Goal → Using the records below, locate all lines containing "subtitle" and return them.

++++ Entries provided ++++

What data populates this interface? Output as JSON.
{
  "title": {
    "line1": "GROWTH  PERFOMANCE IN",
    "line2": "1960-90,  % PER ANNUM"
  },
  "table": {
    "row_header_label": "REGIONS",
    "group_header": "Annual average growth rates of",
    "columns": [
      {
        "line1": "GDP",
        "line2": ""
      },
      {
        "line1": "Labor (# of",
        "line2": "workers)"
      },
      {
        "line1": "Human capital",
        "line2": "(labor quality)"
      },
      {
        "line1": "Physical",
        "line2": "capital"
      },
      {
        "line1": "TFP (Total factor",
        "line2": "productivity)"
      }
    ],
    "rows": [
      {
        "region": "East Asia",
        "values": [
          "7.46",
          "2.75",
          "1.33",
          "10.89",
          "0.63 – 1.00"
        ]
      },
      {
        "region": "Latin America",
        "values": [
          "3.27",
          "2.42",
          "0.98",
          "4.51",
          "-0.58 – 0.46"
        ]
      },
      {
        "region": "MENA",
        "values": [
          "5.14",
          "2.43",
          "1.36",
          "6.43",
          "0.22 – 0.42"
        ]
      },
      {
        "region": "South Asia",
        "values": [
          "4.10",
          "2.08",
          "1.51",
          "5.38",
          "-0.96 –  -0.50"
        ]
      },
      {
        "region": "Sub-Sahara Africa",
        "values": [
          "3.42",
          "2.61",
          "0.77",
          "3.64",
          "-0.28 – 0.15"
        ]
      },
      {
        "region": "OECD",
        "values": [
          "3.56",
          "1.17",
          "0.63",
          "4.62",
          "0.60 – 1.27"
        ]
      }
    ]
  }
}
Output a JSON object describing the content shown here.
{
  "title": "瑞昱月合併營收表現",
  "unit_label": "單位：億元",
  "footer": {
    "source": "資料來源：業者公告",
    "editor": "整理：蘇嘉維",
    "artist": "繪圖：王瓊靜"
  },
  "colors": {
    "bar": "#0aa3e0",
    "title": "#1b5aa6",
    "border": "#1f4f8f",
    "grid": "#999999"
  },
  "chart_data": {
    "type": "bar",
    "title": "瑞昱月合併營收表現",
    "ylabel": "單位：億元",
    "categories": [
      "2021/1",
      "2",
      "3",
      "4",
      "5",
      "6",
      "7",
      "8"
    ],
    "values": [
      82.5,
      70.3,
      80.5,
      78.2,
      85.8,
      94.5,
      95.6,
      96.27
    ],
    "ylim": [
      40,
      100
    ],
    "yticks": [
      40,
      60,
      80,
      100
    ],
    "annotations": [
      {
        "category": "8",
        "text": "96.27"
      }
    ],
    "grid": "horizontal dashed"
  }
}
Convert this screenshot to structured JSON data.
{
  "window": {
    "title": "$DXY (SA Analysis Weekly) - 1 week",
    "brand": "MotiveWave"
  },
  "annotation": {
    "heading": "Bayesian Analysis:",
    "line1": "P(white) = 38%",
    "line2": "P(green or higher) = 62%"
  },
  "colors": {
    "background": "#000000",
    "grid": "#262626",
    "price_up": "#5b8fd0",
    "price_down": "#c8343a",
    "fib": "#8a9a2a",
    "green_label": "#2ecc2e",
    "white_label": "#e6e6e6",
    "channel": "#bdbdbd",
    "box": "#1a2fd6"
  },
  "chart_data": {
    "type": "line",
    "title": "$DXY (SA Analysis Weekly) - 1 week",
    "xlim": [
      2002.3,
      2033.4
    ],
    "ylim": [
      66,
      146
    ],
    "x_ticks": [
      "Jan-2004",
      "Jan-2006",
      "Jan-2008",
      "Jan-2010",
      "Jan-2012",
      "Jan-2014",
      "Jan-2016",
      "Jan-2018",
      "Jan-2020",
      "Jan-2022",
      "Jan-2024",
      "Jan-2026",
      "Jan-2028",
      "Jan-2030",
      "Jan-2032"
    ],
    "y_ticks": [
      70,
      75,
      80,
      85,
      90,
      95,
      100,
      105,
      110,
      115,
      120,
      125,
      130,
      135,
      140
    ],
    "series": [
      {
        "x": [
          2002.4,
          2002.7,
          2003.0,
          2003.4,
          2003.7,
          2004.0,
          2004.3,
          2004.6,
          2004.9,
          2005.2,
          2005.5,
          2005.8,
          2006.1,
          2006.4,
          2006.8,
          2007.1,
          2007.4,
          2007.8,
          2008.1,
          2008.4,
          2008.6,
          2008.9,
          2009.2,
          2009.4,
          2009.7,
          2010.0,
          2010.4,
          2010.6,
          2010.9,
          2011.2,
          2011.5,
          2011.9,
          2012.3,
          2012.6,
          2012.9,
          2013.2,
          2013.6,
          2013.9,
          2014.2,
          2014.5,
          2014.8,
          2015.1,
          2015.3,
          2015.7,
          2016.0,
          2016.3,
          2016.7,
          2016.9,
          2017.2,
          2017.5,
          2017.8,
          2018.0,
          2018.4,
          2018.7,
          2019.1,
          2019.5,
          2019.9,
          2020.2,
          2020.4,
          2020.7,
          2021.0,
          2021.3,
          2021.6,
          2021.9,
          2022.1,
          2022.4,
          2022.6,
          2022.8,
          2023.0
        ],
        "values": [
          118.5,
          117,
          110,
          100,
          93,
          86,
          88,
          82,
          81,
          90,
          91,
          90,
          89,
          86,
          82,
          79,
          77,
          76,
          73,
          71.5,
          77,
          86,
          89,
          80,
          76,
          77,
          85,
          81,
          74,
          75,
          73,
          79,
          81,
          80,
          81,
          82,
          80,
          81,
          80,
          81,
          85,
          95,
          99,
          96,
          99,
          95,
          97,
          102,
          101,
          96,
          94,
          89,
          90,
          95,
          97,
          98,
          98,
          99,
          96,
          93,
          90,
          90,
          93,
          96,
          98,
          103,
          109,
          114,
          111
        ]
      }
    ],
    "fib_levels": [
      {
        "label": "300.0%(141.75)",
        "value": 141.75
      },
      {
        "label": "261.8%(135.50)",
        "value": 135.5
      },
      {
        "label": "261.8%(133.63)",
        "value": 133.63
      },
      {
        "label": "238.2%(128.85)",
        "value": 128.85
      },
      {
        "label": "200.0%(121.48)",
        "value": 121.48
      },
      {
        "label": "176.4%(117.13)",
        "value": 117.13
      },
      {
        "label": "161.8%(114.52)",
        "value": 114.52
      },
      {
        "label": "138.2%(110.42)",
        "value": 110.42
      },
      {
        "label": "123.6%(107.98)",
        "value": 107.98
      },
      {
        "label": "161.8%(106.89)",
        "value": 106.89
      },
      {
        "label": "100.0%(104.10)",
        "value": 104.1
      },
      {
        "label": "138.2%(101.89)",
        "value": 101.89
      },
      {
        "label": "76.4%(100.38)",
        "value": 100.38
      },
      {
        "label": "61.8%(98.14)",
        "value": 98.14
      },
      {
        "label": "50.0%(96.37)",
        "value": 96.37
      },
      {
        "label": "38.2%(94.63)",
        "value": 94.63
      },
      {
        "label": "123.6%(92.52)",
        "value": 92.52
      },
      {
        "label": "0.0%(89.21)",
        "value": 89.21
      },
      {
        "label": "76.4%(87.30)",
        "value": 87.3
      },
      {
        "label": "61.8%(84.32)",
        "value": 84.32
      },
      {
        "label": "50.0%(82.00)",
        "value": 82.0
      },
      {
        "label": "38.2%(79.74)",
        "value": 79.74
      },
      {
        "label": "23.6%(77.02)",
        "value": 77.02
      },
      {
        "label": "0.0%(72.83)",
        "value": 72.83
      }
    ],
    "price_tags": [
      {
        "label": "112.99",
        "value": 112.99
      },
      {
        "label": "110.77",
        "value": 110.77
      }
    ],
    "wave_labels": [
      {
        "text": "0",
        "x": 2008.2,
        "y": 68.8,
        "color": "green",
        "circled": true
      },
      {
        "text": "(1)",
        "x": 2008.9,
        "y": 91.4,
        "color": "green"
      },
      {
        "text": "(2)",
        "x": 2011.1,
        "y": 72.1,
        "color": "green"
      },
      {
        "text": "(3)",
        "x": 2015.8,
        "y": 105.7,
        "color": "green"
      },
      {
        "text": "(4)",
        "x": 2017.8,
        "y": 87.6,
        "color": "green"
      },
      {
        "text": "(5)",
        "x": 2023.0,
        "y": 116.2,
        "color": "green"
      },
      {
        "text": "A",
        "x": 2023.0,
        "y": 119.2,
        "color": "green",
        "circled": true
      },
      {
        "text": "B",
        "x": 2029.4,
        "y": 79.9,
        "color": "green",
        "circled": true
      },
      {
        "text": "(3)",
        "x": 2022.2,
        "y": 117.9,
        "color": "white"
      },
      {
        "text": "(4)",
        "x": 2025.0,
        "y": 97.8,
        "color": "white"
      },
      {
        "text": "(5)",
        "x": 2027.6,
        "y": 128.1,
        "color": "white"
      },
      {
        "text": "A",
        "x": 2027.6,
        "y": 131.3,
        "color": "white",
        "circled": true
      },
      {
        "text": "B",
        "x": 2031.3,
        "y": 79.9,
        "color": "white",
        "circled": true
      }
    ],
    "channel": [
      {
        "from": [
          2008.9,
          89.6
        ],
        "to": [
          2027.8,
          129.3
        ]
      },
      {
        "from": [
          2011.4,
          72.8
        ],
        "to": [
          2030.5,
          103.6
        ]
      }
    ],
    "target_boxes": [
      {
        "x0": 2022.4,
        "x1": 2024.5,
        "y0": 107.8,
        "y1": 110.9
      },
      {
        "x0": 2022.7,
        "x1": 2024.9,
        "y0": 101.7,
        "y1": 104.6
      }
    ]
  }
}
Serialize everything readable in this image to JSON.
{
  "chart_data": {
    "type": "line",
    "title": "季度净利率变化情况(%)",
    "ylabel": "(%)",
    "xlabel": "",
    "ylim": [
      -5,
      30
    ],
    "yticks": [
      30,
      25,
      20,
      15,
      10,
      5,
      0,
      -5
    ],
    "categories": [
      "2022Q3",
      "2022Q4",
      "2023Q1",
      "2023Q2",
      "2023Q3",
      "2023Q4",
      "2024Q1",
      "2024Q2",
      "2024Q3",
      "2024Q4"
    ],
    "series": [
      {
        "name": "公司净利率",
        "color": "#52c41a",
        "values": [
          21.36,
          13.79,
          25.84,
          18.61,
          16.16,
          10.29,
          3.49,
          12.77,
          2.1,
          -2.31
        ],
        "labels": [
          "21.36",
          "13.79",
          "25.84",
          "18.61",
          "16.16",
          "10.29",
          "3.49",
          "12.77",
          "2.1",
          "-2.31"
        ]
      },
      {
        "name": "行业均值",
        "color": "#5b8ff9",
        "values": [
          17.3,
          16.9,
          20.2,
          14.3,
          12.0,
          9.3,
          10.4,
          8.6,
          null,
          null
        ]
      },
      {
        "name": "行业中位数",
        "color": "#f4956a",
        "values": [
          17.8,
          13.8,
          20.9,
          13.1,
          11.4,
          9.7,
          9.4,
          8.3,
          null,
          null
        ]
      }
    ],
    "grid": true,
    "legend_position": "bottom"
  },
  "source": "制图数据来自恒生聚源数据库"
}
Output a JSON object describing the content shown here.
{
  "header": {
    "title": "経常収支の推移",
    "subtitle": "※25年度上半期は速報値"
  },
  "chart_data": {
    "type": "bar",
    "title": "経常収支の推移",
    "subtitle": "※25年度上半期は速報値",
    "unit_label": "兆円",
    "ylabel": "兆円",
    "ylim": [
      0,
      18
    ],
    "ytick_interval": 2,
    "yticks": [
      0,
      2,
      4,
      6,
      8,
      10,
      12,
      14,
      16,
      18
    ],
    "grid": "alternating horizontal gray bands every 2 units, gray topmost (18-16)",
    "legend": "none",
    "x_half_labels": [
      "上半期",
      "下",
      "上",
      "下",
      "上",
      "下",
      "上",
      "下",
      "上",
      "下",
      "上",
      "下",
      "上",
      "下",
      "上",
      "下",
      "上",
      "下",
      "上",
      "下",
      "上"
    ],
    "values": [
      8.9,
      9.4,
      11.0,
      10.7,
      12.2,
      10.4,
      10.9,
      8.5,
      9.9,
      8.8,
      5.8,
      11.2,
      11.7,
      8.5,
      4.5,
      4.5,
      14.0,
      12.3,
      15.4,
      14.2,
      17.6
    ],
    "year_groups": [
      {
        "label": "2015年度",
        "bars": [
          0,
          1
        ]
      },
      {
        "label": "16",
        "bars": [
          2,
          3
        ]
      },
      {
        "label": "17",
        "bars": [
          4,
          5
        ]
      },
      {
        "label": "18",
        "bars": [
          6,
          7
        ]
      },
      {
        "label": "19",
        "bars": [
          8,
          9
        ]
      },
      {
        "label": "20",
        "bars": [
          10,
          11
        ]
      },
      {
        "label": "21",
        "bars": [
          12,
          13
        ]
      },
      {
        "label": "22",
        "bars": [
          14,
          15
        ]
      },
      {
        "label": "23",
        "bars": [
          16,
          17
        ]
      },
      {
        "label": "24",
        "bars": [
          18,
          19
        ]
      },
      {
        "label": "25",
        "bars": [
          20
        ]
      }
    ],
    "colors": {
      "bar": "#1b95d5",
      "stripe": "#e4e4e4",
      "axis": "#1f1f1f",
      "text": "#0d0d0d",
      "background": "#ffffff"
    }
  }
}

++++

Correct result →
    "subtitle": "※25年度上半期は速報値"
    "subtitle": "※25年度上半期は速報値",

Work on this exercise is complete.